PROBLEM DETAILS —
Locate the string "posture" in the records below. Copy every line where it occurs.

Collected data —
---+---
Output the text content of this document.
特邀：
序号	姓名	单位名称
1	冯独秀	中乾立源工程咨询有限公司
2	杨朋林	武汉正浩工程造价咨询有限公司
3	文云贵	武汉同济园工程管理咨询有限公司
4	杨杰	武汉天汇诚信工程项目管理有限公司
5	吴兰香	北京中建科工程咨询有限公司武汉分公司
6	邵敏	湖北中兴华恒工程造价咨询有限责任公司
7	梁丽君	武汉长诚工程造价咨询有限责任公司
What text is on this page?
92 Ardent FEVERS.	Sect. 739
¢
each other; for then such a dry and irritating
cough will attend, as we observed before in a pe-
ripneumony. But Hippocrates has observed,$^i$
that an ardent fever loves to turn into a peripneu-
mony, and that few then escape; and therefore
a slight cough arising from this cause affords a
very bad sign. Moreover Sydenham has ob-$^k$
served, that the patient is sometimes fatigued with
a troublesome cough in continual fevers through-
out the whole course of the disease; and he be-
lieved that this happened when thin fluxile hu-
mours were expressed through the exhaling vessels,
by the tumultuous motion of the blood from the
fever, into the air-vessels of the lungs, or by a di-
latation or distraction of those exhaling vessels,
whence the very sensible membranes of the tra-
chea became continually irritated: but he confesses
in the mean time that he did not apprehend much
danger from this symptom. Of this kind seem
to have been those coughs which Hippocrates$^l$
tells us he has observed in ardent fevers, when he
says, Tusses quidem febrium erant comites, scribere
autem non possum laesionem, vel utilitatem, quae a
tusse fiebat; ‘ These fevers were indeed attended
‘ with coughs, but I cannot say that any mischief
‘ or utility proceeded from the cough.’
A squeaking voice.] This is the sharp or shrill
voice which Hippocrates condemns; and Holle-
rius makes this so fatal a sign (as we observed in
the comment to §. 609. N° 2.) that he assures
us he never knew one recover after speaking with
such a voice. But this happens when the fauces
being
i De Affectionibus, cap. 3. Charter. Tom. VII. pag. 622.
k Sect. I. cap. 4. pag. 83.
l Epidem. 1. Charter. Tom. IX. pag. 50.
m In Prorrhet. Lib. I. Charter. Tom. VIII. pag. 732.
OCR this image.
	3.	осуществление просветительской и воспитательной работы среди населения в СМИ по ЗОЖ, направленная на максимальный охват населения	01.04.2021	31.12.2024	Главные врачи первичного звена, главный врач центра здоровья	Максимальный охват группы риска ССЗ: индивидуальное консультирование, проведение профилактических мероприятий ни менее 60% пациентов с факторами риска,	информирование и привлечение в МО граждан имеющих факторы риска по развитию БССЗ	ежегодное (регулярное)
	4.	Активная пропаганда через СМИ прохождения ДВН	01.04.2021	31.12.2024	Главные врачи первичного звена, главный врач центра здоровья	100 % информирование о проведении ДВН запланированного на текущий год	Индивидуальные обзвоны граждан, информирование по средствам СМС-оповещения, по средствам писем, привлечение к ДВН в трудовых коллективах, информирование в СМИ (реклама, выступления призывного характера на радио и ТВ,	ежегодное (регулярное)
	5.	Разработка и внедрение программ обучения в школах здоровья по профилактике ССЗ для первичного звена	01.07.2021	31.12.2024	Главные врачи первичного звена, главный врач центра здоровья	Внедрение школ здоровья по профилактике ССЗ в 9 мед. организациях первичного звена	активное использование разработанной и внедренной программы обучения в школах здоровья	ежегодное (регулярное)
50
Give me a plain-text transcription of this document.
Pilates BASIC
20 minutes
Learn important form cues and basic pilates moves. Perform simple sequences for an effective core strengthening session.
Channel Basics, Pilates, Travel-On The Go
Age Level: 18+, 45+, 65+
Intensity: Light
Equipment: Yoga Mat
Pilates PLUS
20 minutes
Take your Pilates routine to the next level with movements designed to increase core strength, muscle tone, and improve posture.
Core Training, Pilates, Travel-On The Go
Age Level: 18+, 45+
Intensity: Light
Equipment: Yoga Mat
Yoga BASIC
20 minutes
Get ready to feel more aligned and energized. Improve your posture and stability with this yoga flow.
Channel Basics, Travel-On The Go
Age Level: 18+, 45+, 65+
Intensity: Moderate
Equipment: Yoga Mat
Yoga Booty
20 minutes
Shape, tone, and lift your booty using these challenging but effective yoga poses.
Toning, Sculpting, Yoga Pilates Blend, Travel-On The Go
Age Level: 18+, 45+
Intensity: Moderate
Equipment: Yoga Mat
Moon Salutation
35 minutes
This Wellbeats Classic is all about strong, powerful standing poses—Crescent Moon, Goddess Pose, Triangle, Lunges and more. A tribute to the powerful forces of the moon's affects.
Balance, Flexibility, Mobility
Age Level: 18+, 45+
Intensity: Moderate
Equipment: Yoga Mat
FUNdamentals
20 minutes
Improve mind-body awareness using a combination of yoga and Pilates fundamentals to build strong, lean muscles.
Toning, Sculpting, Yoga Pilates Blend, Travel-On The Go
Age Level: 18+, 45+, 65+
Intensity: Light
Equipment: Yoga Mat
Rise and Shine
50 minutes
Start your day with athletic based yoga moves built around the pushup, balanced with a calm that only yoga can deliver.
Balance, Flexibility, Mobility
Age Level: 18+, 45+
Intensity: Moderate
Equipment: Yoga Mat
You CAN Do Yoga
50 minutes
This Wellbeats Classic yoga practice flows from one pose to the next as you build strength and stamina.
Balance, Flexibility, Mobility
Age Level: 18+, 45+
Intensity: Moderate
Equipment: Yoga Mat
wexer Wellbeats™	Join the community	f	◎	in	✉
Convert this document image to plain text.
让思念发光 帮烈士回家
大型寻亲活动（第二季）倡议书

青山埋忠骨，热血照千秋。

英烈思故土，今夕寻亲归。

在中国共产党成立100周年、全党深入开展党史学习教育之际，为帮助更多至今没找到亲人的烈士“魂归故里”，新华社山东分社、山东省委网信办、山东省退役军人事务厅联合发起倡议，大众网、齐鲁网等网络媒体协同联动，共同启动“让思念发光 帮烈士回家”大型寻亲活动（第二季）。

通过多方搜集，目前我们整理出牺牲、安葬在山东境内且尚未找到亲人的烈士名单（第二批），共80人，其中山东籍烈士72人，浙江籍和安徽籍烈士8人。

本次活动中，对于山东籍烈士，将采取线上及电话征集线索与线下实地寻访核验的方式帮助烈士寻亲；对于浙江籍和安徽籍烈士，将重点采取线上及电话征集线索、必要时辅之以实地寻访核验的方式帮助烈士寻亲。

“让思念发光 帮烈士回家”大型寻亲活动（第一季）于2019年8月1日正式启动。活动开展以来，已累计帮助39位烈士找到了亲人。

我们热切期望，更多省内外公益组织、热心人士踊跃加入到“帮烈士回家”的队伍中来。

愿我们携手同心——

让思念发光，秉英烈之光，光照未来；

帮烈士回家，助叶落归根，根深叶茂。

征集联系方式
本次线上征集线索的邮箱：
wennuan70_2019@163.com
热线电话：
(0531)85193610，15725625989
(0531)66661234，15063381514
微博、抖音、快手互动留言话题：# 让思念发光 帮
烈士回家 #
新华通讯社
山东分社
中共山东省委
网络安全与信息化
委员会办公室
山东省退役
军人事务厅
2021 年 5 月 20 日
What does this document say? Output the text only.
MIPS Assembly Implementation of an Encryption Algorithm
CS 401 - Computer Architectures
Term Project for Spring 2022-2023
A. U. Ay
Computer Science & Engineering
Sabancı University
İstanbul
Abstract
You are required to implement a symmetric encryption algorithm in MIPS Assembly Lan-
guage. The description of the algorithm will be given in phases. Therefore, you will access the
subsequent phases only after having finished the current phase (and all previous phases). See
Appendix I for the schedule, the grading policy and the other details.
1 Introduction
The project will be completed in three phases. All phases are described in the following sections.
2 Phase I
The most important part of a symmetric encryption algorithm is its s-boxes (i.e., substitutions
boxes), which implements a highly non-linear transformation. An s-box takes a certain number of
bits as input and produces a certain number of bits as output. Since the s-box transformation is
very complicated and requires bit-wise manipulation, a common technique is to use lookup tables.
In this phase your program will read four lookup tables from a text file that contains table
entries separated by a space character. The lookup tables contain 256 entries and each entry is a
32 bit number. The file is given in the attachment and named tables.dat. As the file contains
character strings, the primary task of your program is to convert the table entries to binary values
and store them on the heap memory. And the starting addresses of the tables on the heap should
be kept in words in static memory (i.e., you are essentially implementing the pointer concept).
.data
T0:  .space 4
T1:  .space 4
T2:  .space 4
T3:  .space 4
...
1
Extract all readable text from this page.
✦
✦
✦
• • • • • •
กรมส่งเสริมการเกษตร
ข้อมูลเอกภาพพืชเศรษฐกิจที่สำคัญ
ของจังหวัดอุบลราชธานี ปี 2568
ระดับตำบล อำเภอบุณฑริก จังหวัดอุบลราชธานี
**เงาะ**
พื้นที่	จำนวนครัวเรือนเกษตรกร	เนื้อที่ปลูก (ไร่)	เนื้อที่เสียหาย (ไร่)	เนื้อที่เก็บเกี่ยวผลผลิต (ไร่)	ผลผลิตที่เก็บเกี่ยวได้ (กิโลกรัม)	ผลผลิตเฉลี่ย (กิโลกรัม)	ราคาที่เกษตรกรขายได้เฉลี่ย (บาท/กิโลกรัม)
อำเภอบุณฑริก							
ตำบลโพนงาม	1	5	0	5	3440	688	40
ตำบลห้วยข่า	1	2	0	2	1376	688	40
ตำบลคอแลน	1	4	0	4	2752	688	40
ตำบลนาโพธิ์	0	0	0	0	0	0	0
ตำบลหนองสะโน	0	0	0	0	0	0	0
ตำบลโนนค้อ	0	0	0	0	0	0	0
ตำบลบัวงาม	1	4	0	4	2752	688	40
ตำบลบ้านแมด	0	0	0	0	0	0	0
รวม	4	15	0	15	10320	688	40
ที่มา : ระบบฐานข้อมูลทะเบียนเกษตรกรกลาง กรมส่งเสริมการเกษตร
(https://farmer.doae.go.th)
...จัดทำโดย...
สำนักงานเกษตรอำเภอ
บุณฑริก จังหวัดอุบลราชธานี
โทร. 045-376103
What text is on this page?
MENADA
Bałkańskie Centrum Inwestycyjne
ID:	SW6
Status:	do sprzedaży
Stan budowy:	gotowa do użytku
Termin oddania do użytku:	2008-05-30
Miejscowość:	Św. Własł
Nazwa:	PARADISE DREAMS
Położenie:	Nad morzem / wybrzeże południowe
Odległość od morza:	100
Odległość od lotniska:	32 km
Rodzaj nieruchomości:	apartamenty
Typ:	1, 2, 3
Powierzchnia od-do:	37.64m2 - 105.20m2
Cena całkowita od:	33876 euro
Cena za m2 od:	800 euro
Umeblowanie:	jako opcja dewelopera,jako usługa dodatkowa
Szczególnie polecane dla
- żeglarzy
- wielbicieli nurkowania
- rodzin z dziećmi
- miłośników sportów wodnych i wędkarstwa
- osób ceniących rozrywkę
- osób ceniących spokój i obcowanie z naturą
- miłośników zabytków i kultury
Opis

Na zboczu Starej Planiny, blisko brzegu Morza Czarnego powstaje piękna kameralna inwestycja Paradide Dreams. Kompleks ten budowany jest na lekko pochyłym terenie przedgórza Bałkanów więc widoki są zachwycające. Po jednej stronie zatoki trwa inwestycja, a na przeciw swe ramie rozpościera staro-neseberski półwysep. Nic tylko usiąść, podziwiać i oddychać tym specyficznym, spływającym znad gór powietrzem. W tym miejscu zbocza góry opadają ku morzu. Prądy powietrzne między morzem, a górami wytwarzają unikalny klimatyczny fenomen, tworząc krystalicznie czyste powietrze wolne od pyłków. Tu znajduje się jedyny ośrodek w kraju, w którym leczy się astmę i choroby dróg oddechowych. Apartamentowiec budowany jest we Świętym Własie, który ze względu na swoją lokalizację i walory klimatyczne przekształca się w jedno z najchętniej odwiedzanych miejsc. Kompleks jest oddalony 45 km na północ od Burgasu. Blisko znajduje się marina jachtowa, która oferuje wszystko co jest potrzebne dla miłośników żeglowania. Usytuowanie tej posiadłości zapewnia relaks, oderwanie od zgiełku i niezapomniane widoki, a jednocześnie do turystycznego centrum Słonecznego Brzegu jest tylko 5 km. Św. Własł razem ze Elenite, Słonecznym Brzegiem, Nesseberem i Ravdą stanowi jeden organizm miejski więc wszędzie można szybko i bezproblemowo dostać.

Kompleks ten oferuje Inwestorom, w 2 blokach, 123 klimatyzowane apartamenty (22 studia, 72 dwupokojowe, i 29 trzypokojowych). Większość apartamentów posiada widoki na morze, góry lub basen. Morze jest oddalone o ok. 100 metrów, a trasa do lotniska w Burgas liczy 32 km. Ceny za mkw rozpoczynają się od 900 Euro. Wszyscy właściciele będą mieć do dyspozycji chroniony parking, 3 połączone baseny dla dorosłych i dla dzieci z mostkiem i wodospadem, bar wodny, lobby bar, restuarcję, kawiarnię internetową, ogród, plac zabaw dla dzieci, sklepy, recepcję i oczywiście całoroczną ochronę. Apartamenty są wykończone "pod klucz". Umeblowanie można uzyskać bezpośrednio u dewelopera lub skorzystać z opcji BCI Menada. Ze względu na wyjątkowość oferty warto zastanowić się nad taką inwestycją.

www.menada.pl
---+---
SOLUTION TO THIS TASK —
Take your Pilates routine to the next level with movements designed to increase core strength, muscle tone, and improve posture.
Get ready to feel more aligned and energized. Improve your posture and stability with this yoga flow.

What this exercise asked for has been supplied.